SUPPLIED INFORMATION
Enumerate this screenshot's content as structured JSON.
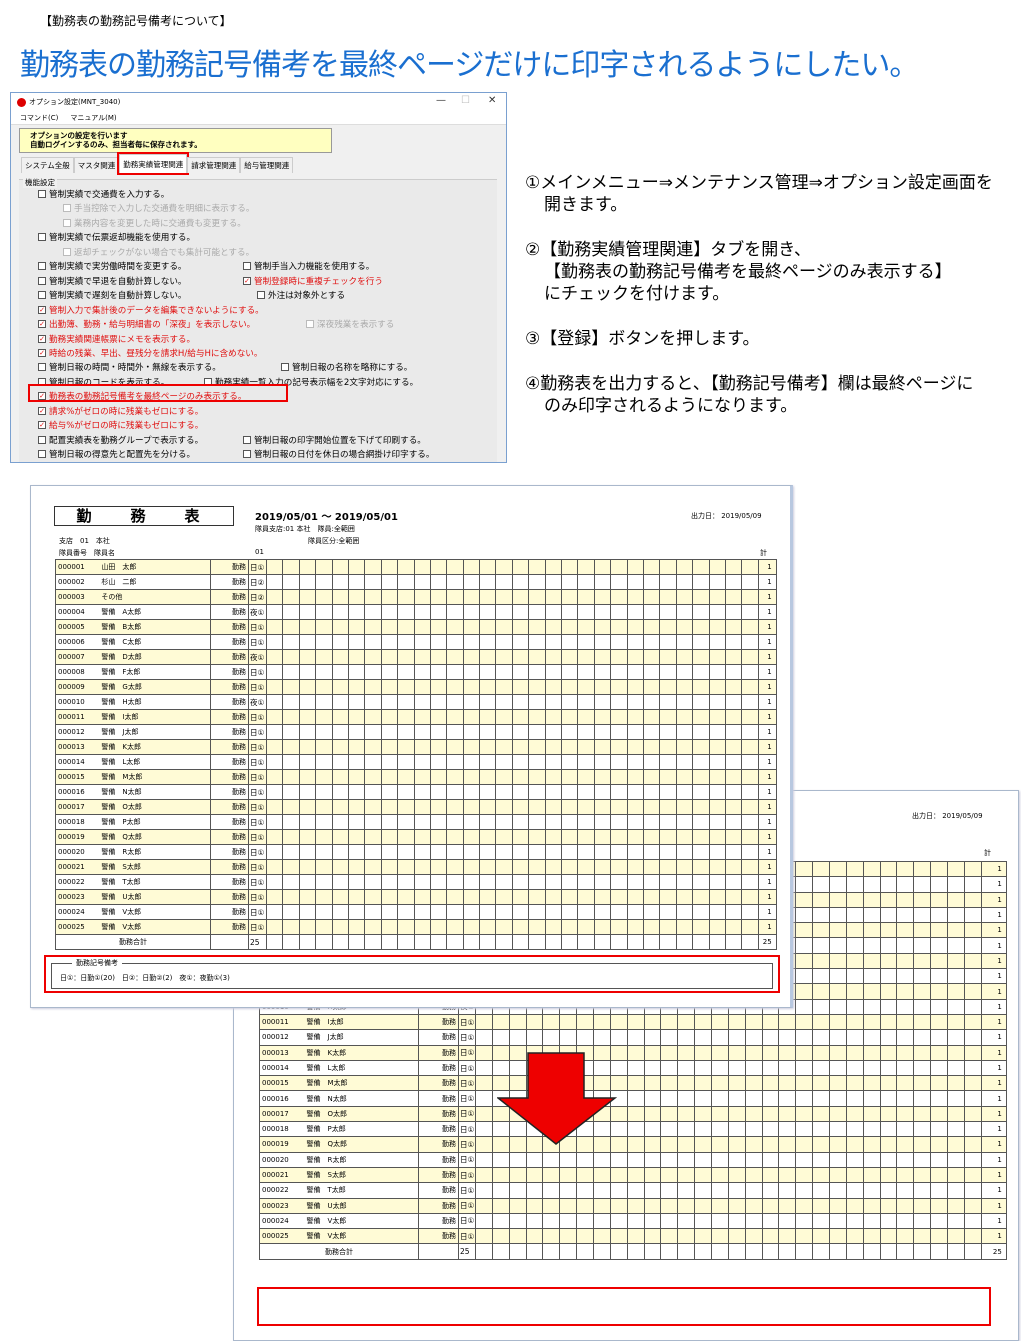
{
  "header": {
    "small": "【勤務表の勤務記号備考について】",
    "title": "勤務表の勤務記号備考を最終ページだけに印字されるようにしたい。"
  },
  "dialog": {
    "title": "オプション設定(MNT_3040)",
    "window_buttons": {
      "minimize": "—",
      "maximize": "☐",
      "close": "✕"
    },
    "menu": [
      "コマンド(C)",
      "マニュアル(M)"
    ],
    "note": [
      "オプションの設定を行います",
      "自動ログインするのみ、担当者毎に保存されます。"
    ],
    "tabs": [
      {
        "label": "システム全般"
      },
      {
        "label": "マスタ関連"
      },
      {
        "label": "勤務実績管理関連",
        "selected": true
      },
      {
        "label": "請求管理関連"
      },
      {
        "label": "給与管理関連"
      }
    ],
    "group_label": "機能設定",
    "options": [
      {
        "text": "管制実績で交通費を入力する。",
        "checked": false,
        "style": "normal",
        "row": 0,
        "col": "a"
      },
      {
        "text": "手当控除で入力した交通費を明細に表示する。",
        "checked": false,
        "style": "gray",
        "row": 1,
        "col": "i"
      },
      {
        "text": "業務内容を変更した時に交通費も変更する。",
        "checked": false,
        "style": "gray",
        "row": 2,
        "col": "i"
      },
      {
        "text": "管制実績で伝票返却機能を使用する。",
        "checked": false,
        "style": "normal",
        "row": 3,
        "col": "a"
      },
      {
        "text": "返却チェックがない場合でも集計可能とする。",
        "checked": false,
        "style": "gray",
        "row": 4,
        "col": "i"
      },
      {
        "text": "管制実績で実労働時間を変更する。",
        "checked": false,
        "style": "normal",
        "row": 5,
        "col": "a"
      },
      {
        "text": "管制手当入力機能を使用する。",
        "checked": false,
        "style": "normal",
        "row": 5,
        "col": "b"
      },
      {
        "text": "管制実績で早退を自動計算しない。",
        "checked": false,
        "style": "normal",
        "row": 6,
        "col": "a"
      },
      {
        "text": "管制登録時に重複チェックを行う",
        "checked": true,
        "style": "red",
        "row": 6,
        "col": "b"
      },
      {
        "text": "管制実績で遅刻を自動計算しない。",
        "checked": false,
        "style": "normal",
        "row": 7,
        "col": "a"
      },
      {
        "text": "外注は対象外とする",
        "checked": false,
        "style": "normal",
        "row": 7,
        "col": "c"
      },
      {
        "text": "管制入力で集計後のデータを編集できないようにする。",
        "checked": true,
        "style": "red",
        "row": 8,
        "col": "a"
      },
      {
        "text": "出勤簿、勤務・給与明細書の「深夜」を表示しない。",
        "checked": true,
        "style": "red",
        "row": 9,
        "col": "a"
      },
      {
        "text": "深夜残業を表示する",
        "checked": false,
        "style": "gray",
        "row": 9,
        "col": "d"
      },
      {
        "text": "勤務実績関連帳票にメモを表示する。",
        "checked": true,
        "style": "red",
        "row": 10,
        "col": "a"
      },
      {
        "text": "時給の残業、早出、昼残分を請求H/給与Hに含めない。",
        "checked": true,
        "style": "red",
        "row": 11,
        "col": "a"
      },
      {
        "text": "管制日報の時間・時間外・無線を表示する。",
        "checked": false,
        "style": "normal",
        "row": 12,
        "col": "a"
      },
      {
        "text": "管制日報の名称を略称にする。",
        "checked": false,
        "style": "normal",
        "row": 12,
        "col": "e"
      },
      {
        "text": "管制日報のコードを表示する。",
        "checked": false,
        "style": "normal",
        "row": 13,
        "col": "a"
      },
      {
        "text": "勤務実績一覧入力の記号表示幅を2文字対応にする。",
        "checked": false,
        "style": "normal",
        "row": 13,
        "col": "f"
      },
      {
        "text": "勤務表の勤務記号備考を最終ページのみ表示する。",
        "checked": true,
        "style": "red",
        "row": 14,
        "col": "a"
      },
      {
        "text": "請求%がゼロの時に残業もゼロにする。",
        "checked": true,
        "style": "red",
        "row": 15,
        "col": "a"
      },
      {
        "text": "給与%がゼロの時に残業もゼロにする。",
        "checked": true,
        "style": "red",
        "row": 16,
        "col": "a"
      },
      {
        "text": "配置実績表を勤務グループで表示する。",
        "checked": false,
        "style": "normal",
        "row": 17,
        "col": "a"
      },
      {
        "text": "管制日報の印字開始位置を下げて印刷する。",
        "checked": false,
        "style": "normal",
        "row": 17,
        "col": "b"
      },
      {
        "text": "管制日報の得意先と配置先を分ける。",
        "checked": false,
        "style": "normal",
        "row": 18,
        "col": "a"
      },
      {
        "text": "管制日報の日付を休日の場合網掛け印字する。",
        "checked": false,
        "style": "normal",
        "row": 18,
        "col": "b"
      }
    ]
  },
  "instructions": [
    {
      "lines": [
        "①メインメニュー⇒メンテナンス管理⇒オプション設定画面を",
        "開きます。"
      ]
    },
    {
      "lines": [
        "②【勤務実績管理関連】タブを開き、",
        "【勤務表の勤務記号備考を最終ページのみ表示する】",
        "にチェックを付けます。"
      ]
    },
    {
      "lines": [
        "③【登録】ボタンを押します。"
      ]
    },
    {
      "lines": [
        "④勤務表を出力すると､【勤務記号備考】欄は最終ページに",
        "のみ印字されるようになります。"
      ]
    }
  ],
  "report": {
    "title": "勤　務　表",
    "period": "2019/05/01 ～ 2019/05/01",
    "filter1": "隊員支店:01 本社　隊員:全範囲",
    "filter2": "隊員区分:全範囲",
    "branch": "支店　01　本社",
    "col_headers": "隊員番号　隊員名",
    "day_header": "01",
    "total_header": "計",
    "output_date": "出力日： 2019/05/09",
    "total_label": "勤務合計",
    "total_day": "25",
    "total_sum": "25",
    "remarks_label": "勤務記号備考",
    "remarks_text": "日①：日勤①(20)　日②：日勤②(2)　夜①：夜勤①(3)",
    "rows": [
      {
        "id": "000001",
        "name": "山田　太郎",
        "kind": "勤務",
        "symbol": "日①",
        "count": "1"
      },
      {
        "id": "000002",
        "name": "杉山　二郎",
        "kind": "勤務",
        "symbol": "日②",
        "count": "1"
      },
      {
        "id": "000003",
        "name": "その他",
        "kind": "勤務",
        "symbol": "日②",
        "count": "1"
      },
      {
        "id": "000004",
        "name": "警備　A太郎",
        "kind": "勤務",
        "symbol": "夜①",
        "count": "1"
      },
      {
        "id": "000005",
        "name": "警備　B太郎",
        "kind": "勤務",
        "symbol": "日①",
        "count": "1"
      },
      {
        "id": "000006",
        "name": "警備　C太郎",
        "kind": "勤務",
        "symbol": "日①",
        "count": "1"
      },
      {
        "id": "000007",
        "name": "警備　D太郎",
        "kind": "勤務",
        "symbol": "夜①",
        "count": "1"
      },
      {
        "id": "000008",
        "name": "警備　F太郎",
        "kind": "勤務",
        "symbol": "日①",
        "count": "1"
      },
      {
        "id": "000009",
        "name": "警備　G太郎",
        "kind": "勤務",
        "symbol": "日①",
        "count": "1"
      },
      {
        "id": "000010",
        "name": "警備　H太郎",
        "kind": "勤務",
        "symbol": "夜①",
        "count": "1"
      },
      {
        "id": "000011",
        "name": "警備　I太郎",
        "kind": "勤務",
        "symbol": "日①",
        "count": "1"
      },
      {
        "id": "000012",
        "name": "警備　J太郎",
        "kind": "勤務",
        "symbol": "日①",
        "count": "1"
      },
      {
        "id": "000013",
        "name": "警備　K太郎",
        "kind": "勤務",
        "symbol": "日①",
        "count": "1"
      },
      {
        "id": "000014",
        "name": "警備　L太郎",
        "kind": "勤務",
        "symbol": "日①",
        "count": "1"
      },
      {
        "id": "000015",
        "name": "警備　M太郎",
        "kind": "勤務",
        "symbol": "日①",
        "count": "1"
      },
      {
        "id": "000016",
        "name": "警備　N太郎",
        "kind": "勤務",
        "symbol": "日①",
        "count": "1"
      },
      {
        "id": "000017",
        "name": "警備　O太郎",
        "kind": "勤務",
        "symbol": "日①",
        "count": "1"
      },
      {
        "id": "000018",
        "name": "警備　P太郎",
        "kind": "勤務",
        "symbol": "日①",
        "count": "1"
      },
      {
        "id": "000019",
        "name": "警備　Q太郎",
        "kind": "勤務",
        "symbol": "日①",
        "count": "1"
      },
      {
        "id": "000020",
        "name": "警備　R太郎",
        "kind": "勤務",
        "symbol": "日①",
        "count": "1"
      },
      {
        "id": "000021",
        "name": "警備　S太郎",
        "kind": "勤務",
        "symbol": "日①",
        "count": "1"
      },
      {
        "id": "000022",
        "name": "警備　T太郎",
        "kind": "勤務",
        "symbol": "日①",
        "count": "1"
      },
      {
        "id": "000023",
        "name": "警備　U太郎",
        "kind": "勤務",
        "symbol": "日①",
        "count": "1"
      },
      {
        "id": "000024",
        "name": "警備　V太郎",
        "kind": "勤務",
        "symbol": "日①",
        "count": "1"
      },
      {
        "id": "000025",
        "name": "警備　V太郎",
        "kind": "勤務",
        "symbol": "日①",
        "count": "1"
      }
    ]
  },
  "colors": {
    "accent_title": "#1a6fd0",
    "highlight": "#ee0000",
    "row_fill": "#fffbd6",
    "note_fill": "#ffffc0"
  },
  "icons": {
    "arrow": "down-arrow-icon",
    "app": "app-icon"
  }
}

YOUR GOAL
Pull every line containing the word "勤務表の勤務記号備考を最終ページのみ表示する" out of the entries above.

RESPONSE
        "text": "勤務表の勤務記号備考を最終ページのみ表示する。",
        "【勤務表の勤務記号備考を最終ページのみ表示する】",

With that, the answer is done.